--- BEGIN Extracted data ---
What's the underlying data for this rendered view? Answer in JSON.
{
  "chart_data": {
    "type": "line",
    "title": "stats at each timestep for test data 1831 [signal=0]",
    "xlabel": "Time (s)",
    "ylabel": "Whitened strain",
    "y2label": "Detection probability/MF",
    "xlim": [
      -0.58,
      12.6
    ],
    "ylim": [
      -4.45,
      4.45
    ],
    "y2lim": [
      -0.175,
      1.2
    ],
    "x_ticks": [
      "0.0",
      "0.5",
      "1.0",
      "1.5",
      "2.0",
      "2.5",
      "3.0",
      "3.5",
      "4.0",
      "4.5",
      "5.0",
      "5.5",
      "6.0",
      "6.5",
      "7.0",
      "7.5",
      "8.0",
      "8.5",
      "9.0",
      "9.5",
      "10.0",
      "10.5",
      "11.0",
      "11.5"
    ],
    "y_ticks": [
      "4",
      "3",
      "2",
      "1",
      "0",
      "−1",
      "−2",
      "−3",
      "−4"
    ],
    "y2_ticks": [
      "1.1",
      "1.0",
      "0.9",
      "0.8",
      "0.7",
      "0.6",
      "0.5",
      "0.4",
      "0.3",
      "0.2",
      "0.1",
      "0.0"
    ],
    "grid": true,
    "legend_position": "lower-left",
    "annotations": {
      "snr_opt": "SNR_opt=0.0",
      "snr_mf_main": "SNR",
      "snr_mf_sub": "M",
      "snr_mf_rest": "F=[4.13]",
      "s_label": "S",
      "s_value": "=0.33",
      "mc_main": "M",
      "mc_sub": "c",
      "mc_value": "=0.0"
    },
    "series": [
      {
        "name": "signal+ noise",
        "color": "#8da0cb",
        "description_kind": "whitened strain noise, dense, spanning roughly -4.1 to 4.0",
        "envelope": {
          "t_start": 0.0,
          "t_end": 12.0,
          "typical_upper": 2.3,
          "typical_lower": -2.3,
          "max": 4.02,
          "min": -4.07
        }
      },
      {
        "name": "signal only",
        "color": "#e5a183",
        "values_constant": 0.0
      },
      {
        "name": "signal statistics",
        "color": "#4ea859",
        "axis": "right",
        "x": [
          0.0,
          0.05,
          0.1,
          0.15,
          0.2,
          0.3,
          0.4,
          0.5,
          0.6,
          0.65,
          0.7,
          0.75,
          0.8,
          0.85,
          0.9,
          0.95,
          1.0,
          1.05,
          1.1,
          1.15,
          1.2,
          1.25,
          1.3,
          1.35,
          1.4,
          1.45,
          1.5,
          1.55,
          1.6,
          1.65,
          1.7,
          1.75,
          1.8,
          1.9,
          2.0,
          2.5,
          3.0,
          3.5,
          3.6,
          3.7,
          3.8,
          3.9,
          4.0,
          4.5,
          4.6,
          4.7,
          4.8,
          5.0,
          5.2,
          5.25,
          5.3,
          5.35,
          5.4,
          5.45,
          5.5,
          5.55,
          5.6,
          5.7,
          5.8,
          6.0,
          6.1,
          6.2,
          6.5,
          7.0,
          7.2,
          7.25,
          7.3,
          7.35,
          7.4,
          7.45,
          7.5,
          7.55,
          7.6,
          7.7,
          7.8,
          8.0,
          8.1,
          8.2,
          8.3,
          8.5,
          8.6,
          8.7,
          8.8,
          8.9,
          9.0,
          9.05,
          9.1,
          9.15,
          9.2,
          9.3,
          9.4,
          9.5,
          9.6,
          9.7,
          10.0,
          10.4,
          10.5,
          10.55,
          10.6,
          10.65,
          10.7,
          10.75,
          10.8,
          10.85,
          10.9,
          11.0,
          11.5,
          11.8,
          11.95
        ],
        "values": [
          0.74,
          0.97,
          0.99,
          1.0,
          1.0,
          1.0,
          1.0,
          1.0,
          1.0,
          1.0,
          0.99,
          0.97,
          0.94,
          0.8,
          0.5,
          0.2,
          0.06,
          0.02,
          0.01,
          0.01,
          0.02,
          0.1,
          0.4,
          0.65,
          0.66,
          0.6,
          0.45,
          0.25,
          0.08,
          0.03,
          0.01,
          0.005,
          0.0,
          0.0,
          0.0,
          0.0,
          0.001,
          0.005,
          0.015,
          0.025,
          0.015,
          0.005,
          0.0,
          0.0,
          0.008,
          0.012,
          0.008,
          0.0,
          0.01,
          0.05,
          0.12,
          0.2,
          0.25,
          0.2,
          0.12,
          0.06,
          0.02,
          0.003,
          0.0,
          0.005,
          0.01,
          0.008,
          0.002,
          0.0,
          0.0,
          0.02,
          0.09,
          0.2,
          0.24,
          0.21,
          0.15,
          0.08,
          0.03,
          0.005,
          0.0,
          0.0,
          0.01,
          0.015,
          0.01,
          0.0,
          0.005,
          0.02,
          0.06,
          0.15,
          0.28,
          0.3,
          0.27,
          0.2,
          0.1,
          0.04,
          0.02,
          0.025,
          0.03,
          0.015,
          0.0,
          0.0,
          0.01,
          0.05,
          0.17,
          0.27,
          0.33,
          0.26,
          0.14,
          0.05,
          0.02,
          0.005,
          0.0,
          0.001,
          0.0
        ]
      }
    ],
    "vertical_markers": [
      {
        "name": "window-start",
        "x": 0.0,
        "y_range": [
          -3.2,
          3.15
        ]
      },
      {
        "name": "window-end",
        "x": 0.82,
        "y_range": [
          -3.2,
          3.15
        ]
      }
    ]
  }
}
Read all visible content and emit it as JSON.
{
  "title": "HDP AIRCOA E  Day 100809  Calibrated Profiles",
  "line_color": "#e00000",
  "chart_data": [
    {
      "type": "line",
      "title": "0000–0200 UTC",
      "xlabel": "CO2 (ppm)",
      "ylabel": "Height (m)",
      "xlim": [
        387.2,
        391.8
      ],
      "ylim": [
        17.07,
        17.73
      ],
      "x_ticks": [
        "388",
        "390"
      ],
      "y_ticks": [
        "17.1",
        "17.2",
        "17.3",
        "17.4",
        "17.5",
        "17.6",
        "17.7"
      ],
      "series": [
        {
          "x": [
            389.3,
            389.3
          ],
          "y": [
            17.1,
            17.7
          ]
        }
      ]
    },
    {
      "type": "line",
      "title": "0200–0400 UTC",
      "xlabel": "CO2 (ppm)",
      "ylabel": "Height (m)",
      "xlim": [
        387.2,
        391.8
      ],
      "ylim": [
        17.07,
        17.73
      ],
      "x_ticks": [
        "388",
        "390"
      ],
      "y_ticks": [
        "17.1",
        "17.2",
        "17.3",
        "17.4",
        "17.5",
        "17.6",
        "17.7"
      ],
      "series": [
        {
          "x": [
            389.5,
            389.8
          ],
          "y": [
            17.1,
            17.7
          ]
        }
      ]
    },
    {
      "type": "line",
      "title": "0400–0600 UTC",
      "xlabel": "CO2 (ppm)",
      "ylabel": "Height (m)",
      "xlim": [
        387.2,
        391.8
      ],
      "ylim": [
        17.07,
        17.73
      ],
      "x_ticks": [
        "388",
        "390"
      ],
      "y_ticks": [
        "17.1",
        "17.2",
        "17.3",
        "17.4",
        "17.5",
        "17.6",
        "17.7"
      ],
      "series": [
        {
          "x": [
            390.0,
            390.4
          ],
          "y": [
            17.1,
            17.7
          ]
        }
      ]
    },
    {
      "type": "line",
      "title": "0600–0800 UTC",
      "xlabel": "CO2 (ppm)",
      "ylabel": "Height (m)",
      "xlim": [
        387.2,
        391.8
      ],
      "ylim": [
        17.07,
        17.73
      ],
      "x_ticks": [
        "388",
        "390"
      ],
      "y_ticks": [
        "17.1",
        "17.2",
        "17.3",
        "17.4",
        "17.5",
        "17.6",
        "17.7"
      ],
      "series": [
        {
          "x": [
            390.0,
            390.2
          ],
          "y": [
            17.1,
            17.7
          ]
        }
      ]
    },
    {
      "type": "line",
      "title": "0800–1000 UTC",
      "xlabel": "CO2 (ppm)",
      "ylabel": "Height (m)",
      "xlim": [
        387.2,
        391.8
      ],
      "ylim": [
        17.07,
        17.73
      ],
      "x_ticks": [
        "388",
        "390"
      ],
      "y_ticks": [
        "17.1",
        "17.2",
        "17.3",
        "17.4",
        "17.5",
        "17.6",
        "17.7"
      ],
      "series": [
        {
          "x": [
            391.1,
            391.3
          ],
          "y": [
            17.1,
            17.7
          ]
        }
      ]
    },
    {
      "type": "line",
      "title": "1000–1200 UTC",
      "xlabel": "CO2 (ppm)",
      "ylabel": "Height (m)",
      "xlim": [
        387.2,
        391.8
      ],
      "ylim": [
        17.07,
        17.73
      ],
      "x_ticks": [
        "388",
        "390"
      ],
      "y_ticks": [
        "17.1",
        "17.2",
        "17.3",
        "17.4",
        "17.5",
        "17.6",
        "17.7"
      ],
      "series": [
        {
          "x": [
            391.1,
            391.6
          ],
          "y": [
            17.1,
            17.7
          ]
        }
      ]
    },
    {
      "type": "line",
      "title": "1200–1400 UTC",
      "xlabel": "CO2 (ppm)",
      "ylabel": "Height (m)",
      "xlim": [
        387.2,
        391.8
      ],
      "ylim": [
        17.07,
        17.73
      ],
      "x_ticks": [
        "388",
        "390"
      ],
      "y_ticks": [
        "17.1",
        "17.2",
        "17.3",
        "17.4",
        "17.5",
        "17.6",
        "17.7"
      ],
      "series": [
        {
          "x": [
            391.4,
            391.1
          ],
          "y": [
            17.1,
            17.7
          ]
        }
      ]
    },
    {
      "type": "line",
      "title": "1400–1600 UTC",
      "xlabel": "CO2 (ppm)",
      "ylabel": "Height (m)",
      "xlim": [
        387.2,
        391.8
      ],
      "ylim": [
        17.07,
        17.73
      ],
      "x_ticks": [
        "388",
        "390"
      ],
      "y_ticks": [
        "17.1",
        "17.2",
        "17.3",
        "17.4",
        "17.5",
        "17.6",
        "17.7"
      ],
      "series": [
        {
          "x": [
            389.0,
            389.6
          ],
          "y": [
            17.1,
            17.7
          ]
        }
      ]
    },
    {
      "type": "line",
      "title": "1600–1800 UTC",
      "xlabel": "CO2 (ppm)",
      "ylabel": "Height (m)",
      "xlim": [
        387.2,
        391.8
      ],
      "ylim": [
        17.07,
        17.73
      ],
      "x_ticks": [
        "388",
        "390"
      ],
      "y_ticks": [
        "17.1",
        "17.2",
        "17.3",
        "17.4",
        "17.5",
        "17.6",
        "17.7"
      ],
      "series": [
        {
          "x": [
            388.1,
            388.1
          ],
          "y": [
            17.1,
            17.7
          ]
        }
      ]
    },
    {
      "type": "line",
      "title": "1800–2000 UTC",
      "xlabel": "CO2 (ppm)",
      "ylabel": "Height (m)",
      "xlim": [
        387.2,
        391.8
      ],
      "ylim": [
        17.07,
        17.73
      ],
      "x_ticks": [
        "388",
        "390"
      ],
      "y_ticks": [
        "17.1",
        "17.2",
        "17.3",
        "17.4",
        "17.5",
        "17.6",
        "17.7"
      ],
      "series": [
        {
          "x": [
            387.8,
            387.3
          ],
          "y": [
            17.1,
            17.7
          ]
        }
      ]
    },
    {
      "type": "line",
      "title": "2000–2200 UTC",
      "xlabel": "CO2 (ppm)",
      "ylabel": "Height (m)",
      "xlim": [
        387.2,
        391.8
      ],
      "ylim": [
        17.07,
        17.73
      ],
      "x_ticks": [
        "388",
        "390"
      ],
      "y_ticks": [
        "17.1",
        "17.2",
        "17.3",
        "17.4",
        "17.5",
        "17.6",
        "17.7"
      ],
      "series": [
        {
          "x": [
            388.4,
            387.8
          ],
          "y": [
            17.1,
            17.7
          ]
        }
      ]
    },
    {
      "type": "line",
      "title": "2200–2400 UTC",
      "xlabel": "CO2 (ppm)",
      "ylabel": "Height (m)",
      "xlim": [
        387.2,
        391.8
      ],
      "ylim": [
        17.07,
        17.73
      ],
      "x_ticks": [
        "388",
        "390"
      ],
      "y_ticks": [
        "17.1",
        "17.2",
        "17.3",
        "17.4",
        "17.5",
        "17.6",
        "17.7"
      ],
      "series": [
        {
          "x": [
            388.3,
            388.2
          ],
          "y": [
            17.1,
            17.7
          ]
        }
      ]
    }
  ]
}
--- END Extracted data ---
**What this task involves:** Pick out the lines that contain "signal" and copy them.

**Result for this exercise:**
    "title": "stats at each timestep for test data 1831 [signal=0]",
        "name": "signal+ noise",
        "name": "signal only",
        "name": "signal statistics",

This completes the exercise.